### Description of the task:
Your task is to gather the lines below that hold the string "抓住关键工序".

Recorded data:
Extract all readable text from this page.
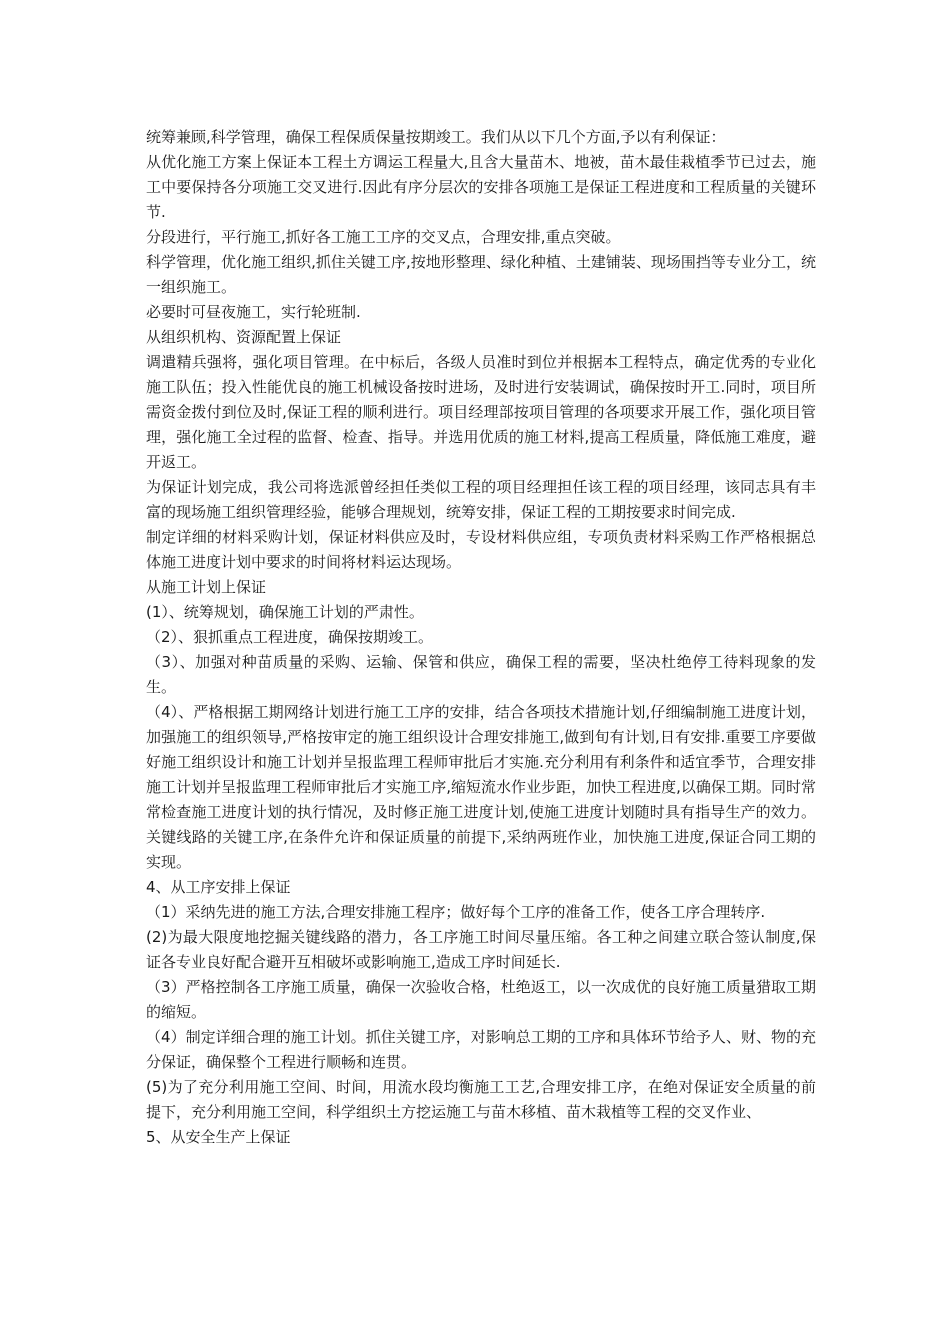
统筹兼顾,科学管理，确保工程保质保量按期竣工。我们从以下几个方面,予以有利保证：

从优化施工方案上保证本工程土方调运工程量大,且含大量苗木、地被，苗木最佳栽植季节已过去，施工中要保持各分项施工交叉进行.因此有序分层次的安排各项施工是保证工程进度和工程质量的关键环节.

分段进行，平行施工,抓好各工施工工序的交叉点，合理安排,重点突破。

科学管理，优化施工组织,抓住关键工序,按地形整理、绿化种植、土建铺装、现场围挡等专业分工，统一组织施工。

必要时可昼夜施工，实行轮班制.

从组织机构、资源配置上保证

调遣精兵强将，强化项目管理。在中标后，各级人员准时到位并根据本工程特点，确定优秀的专业化施工队伍；投入性能优良的施工机械设备按时进场，及时进行安装调试，确保按时开工.同时，项目所需资金拨付到位及时,保证工程的顺利进行。项目经理部按项目管理的各项要求开展工作，强化项目管理，强化施工全过程的监督、检查、指导。并选用优质的施工材料,提高工程质量，降低施工难度，避开返工。

为保证计划完成，我公司将选派曾经担任类似工程的项目经理担任该工程的项目经理，该同志具有丰富的现场施工组织管理经验，能够合理规划，统筹安排，保证工程的工期按要求时间完成.

制定详细的材料采购计划，保证材料供应及时，专设材料供应组，专项负责材料采购工作严格根据总体施工进度计划中要求的时间将材料运达现场。

从施工计划上保证

(1）、统筹规划，确保施工计划的严肃性。

（2）、狠抓重点工程进度，确保按期竣工。

（3）、加强对种苗质量的采购、运输、保管和供应，确保工程的需要，坚决杜绝停工待料现象的发生。

（4）、严格根据工期网络计划进行施工工序的安排，结合各项技术措施计划,仔细编制施工进度计划，加强施工的组织领导,严格按审定的施工组织设计合理安排施工,做到旬有计划,日有安排.重要工序要做好施工组织设计和施工计划并呈报监理工程师审批后才实施.充分利用有利条件和适宜季节，合理安排施工计划并呈报监理工程师审批后才实施工序,缩短流水作业步距，加快工程进度,以确保工期。同时常常检查施工进度计划的执行情况，及时修正施工进度计划,使施工进度计划随时具有指导生产的效力。关键线路的关键工序,在条件允许和保证质量的前提下,采纳两班作业，加快施工进度,保证合同工期的实现。

4、从工序安排上保证

（1）采纳先进的施工方法,合理安排施工程序；做好每个工序的准备工作，使各工序合理转序.

(2)为最大限度地挖掘关键线路的潜力，各工序施工时间尽量压缩。各工种之间建立联合签认制度,保证各专业良好配合避开互相破坏或影响施工,造成工序时间延长.

（3）严格控制各工序施工质量，确保一次验收合格，杜绝返工，以一次成优的良好施工质量猎取工期的缩短。

（4）制定详细合理的施工计划。抓住关键工序，对影响总工期的工序和具体环节给予人、财、物的充分保证，确保整个工程进行顺畅和连贯。

(5)为了充分利用施工空间、时间，用流水段均衡施工工艺,合理安排工序，在绝对保证安全质量的前提下，充分利用施工空间，科学组织土方挖运施工与苗木移植、苗木栽植等工程的交叉作业、

5、从安全生产上保证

### Exercise output:
科学管理，优化施工组织,抓住关键工序,按地形整理、绿化种植、土建铺装、现场围挡等专业分工，统一组织施工。
（4）制定详细合理的施工计划。抓住关键工序，对影响总工期的工序和具体环节给予人、财、物的充分保证，确保整个工程进行顺畅和连贯。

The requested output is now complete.